__Short problem__
Filter the records below and copy out every line that contains the word "WebApp". Matching is case-sensitive.

__Dataset__
****************

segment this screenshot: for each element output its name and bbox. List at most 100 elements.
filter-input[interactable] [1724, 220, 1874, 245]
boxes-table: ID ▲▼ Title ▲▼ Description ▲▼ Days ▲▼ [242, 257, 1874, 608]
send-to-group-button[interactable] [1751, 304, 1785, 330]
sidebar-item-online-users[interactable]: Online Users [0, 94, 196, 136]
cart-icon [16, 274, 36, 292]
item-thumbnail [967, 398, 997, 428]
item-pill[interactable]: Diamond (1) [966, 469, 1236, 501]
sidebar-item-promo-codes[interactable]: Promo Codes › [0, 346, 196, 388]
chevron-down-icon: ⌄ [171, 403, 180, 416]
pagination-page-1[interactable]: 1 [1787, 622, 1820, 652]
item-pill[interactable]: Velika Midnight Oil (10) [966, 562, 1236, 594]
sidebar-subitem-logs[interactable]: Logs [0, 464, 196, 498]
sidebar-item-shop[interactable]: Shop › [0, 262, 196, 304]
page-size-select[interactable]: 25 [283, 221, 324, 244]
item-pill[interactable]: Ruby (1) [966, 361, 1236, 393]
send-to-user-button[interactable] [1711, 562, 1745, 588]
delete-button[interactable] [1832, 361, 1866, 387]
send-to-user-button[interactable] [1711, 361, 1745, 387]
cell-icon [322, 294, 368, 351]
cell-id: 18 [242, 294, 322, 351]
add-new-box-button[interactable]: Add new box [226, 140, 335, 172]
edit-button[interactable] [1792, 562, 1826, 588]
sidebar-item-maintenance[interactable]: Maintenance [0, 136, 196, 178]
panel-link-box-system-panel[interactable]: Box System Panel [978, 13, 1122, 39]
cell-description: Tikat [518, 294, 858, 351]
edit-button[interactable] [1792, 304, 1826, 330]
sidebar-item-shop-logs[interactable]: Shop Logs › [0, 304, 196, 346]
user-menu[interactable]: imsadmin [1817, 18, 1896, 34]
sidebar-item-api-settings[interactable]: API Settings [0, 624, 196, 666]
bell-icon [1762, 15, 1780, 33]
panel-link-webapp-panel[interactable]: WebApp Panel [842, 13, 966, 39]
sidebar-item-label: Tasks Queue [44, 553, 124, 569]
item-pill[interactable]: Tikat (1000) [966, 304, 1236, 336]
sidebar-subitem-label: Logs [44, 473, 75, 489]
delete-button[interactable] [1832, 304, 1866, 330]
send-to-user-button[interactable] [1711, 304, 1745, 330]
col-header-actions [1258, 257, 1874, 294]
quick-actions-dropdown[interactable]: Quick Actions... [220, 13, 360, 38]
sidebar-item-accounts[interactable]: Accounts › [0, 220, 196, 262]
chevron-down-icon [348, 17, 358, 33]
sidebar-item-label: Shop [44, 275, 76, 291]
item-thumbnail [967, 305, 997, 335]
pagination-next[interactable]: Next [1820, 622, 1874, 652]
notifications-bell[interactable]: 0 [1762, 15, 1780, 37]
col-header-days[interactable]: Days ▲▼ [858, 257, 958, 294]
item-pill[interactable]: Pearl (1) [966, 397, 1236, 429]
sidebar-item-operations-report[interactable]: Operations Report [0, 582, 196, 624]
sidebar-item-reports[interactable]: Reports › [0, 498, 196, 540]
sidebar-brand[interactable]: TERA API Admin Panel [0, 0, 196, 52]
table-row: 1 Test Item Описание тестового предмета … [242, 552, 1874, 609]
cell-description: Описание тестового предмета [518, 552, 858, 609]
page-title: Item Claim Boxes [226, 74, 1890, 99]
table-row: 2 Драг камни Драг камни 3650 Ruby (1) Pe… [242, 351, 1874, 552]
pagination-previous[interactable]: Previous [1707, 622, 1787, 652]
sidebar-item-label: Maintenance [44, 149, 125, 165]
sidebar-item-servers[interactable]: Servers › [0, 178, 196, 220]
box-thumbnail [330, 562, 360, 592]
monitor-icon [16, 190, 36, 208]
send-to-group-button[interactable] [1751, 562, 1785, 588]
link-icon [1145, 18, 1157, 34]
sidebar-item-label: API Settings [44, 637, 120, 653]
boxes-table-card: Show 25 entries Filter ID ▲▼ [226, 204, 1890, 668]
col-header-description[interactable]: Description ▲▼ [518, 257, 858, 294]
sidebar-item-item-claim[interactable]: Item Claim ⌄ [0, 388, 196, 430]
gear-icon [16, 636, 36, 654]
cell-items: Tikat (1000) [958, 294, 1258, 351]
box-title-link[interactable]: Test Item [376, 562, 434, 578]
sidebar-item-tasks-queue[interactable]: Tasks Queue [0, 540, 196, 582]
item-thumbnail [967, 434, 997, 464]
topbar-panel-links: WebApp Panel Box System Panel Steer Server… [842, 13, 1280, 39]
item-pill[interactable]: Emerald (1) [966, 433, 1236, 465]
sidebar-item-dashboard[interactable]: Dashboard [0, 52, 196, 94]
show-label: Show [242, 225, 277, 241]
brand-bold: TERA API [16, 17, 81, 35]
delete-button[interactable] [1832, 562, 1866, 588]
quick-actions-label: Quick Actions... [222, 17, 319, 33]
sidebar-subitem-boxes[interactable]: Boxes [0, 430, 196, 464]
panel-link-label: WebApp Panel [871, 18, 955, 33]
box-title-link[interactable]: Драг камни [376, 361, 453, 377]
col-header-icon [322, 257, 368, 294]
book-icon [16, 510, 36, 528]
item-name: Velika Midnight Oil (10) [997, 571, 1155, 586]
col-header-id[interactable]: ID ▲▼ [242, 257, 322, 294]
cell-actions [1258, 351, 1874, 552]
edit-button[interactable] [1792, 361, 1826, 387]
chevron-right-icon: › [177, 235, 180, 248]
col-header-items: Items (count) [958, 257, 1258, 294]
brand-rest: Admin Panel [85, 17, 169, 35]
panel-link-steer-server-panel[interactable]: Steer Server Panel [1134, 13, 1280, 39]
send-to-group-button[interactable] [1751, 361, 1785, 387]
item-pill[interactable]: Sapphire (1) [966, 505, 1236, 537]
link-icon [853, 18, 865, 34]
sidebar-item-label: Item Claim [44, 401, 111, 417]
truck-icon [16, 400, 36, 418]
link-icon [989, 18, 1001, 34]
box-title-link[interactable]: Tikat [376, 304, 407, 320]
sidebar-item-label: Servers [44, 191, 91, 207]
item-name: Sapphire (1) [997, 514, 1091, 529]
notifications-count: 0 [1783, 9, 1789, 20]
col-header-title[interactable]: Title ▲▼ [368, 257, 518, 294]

****************

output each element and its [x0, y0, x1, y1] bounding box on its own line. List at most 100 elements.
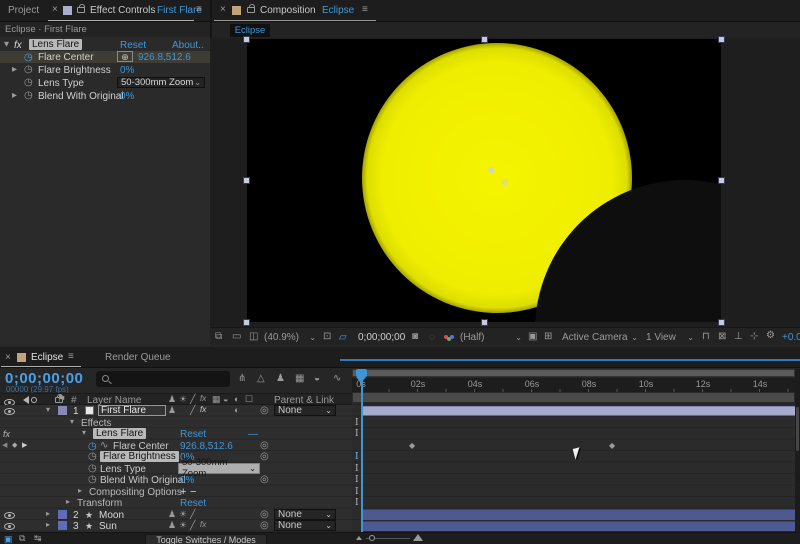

****************

__Complete answer__
panel-link-webapp-panel[interactable]: WebApp Panel [842, 13, 966, 39]
topbar-panel-links: WebApp Panel Box System Panel Steer Server… [842, 13, 1280, 39]
panel-link-label: WebApp Panel [871, 18, 955, 33]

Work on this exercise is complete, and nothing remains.